== EXCERPTED RECORDS ==

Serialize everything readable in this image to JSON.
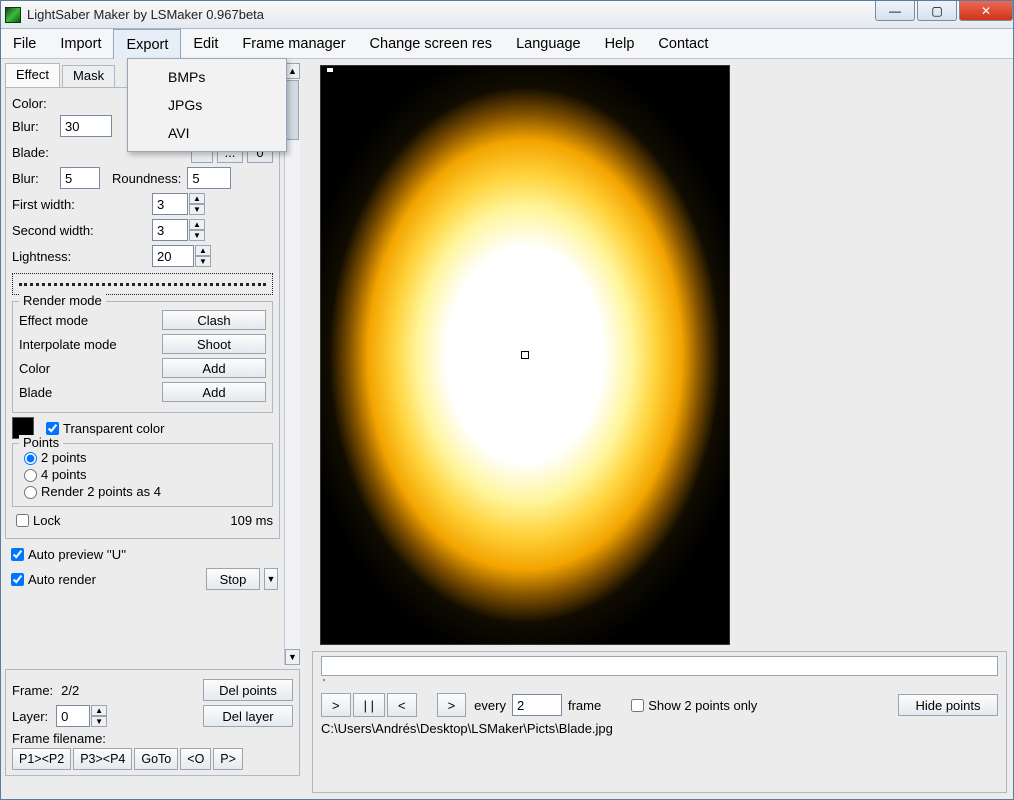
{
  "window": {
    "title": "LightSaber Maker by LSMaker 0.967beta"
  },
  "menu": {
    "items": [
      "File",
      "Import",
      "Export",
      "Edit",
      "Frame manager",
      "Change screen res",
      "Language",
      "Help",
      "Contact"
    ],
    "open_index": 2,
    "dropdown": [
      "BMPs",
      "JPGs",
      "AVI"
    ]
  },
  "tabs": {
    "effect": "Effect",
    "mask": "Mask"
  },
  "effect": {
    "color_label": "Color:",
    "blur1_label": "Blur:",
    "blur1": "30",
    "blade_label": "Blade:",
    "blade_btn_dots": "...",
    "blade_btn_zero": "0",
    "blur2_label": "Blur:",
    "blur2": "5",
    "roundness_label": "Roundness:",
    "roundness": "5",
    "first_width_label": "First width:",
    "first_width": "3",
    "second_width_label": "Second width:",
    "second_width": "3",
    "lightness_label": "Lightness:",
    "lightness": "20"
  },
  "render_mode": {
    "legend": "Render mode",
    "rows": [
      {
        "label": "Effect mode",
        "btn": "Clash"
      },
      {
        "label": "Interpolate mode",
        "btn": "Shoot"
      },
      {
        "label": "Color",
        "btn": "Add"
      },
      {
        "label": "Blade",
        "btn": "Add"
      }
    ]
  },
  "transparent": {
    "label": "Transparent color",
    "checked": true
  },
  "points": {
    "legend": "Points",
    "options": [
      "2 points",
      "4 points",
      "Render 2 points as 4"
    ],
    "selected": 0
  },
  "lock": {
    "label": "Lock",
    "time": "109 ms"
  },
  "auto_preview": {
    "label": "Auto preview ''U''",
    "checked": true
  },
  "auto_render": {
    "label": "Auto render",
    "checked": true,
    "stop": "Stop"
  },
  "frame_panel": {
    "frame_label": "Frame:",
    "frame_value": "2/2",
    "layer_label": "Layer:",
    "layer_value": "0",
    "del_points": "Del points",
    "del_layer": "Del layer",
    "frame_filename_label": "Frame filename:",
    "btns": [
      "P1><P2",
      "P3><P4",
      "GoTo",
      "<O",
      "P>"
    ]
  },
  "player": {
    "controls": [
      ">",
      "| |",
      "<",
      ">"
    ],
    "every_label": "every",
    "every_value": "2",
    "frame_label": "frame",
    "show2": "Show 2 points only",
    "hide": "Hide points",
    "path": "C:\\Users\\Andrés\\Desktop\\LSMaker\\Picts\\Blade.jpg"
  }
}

===
== EXCERPTED RECORDS ==

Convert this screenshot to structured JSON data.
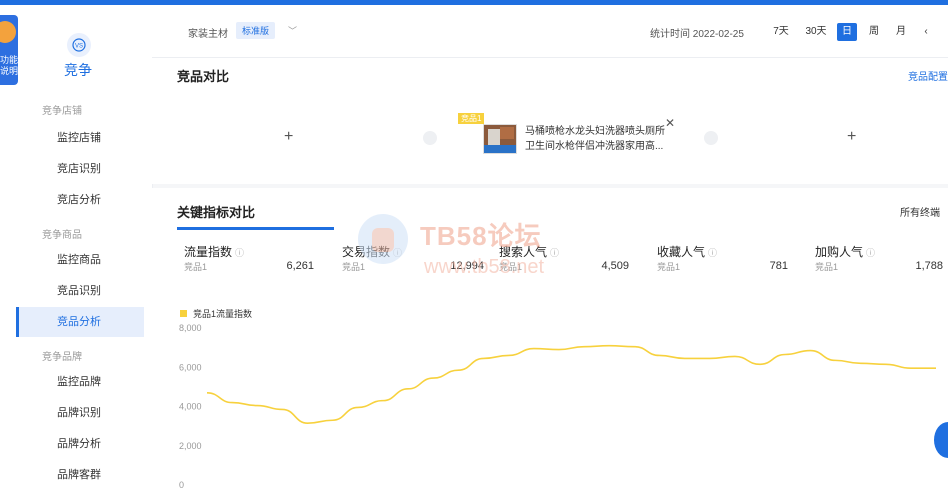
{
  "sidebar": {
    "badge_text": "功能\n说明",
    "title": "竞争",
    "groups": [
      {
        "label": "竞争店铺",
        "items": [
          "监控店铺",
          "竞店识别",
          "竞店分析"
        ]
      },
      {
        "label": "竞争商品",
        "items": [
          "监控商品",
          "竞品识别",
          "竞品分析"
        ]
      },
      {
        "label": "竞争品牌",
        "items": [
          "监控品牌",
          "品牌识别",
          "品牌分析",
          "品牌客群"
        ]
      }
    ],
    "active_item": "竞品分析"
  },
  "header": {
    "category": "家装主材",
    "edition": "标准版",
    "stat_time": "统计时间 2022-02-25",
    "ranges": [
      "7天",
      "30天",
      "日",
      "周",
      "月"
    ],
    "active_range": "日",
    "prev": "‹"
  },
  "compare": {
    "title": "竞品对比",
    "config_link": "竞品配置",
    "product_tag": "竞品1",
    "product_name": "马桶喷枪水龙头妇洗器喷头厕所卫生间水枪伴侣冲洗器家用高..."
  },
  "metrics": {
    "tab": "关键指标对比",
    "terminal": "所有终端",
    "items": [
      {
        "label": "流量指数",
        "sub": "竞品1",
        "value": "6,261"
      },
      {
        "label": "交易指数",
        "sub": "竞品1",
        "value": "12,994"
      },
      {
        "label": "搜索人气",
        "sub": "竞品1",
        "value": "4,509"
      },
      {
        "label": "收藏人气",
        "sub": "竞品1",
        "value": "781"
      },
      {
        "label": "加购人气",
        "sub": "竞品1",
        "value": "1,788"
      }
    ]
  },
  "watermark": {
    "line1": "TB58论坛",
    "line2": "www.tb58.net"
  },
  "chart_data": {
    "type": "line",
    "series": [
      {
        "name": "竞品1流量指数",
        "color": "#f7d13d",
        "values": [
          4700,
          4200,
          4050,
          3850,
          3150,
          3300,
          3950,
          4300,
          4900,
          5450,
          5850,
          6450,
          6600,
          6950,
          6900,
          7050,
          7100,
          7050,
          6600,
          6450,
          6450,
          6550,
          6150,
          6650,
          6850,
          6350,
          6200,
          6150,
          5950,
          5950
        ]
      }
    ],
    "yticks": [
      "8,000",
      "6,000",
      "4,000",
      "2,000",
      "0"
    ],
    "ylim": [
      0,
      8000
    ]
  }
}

===

> **EXERCISE INSTRUCTIONS**
Say how many lines above hold the word "JSON", giving only the count.

> **ANSWER TO THIS EXERCISE**
2